**WHAT TO PRODUCE**
Extract the lines that hold the string "with".

**RECORDED DATA**
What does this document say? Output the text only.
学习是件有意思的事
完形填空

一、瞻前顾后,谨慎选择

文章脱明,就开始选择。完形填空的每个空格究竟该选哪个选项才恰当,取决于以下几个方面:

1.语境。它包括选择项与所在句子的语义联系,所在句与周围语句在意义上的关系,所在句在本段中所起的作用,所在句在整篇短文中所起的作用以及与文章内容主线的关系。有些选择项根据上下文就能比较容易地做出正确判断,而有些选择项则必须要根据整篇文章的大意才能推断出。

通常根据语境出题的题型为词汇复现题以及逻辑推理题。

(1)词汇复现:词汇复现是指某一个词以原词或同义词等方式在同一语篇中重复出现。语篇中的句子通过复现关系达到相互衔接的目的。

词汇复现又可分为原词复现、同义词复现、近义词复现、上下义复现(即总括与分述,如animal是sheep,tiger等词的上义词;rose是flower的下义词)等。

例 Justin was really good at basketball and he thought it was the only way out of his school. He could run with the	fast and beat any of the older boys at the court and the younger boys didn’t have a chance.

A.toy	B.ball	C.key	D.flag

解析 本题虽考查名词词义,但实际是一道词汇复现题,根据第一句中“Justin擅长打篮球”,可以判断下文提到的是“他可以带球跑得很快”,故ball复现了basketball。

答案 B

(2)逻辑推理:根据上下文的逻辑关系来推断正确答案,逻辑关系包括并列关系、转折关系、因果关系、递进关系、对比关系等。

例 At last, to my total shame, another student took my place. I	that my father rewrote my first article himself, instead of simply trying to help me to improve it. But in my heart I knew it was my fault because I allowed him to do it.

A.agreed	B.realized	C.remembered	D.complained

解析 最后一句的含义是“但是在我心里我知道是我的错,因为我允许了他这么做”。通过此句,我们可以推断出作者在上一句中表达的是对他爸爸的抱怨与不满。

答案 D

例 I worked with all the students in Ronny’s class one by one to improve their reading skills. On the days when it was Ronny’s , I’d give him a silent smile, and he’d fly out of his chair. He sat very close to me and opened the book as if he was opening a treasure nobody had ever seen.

**REPLY TO THE EXERCISE**
例 Justin was really good at basketball and he thought it was the only way out of his school. He could run with the	fast and beat any of the older boys at the court and the younger boys didn’t have a chance.
例 I worked with all the students in Ronny’s class one by one to improve their reading skills. On the days when it was Ronny’s , I’d give him a silent smile, and he’d fly out of his chair. He sat very close to me and opened the book as if he was opening a treasure nobody had ever seen.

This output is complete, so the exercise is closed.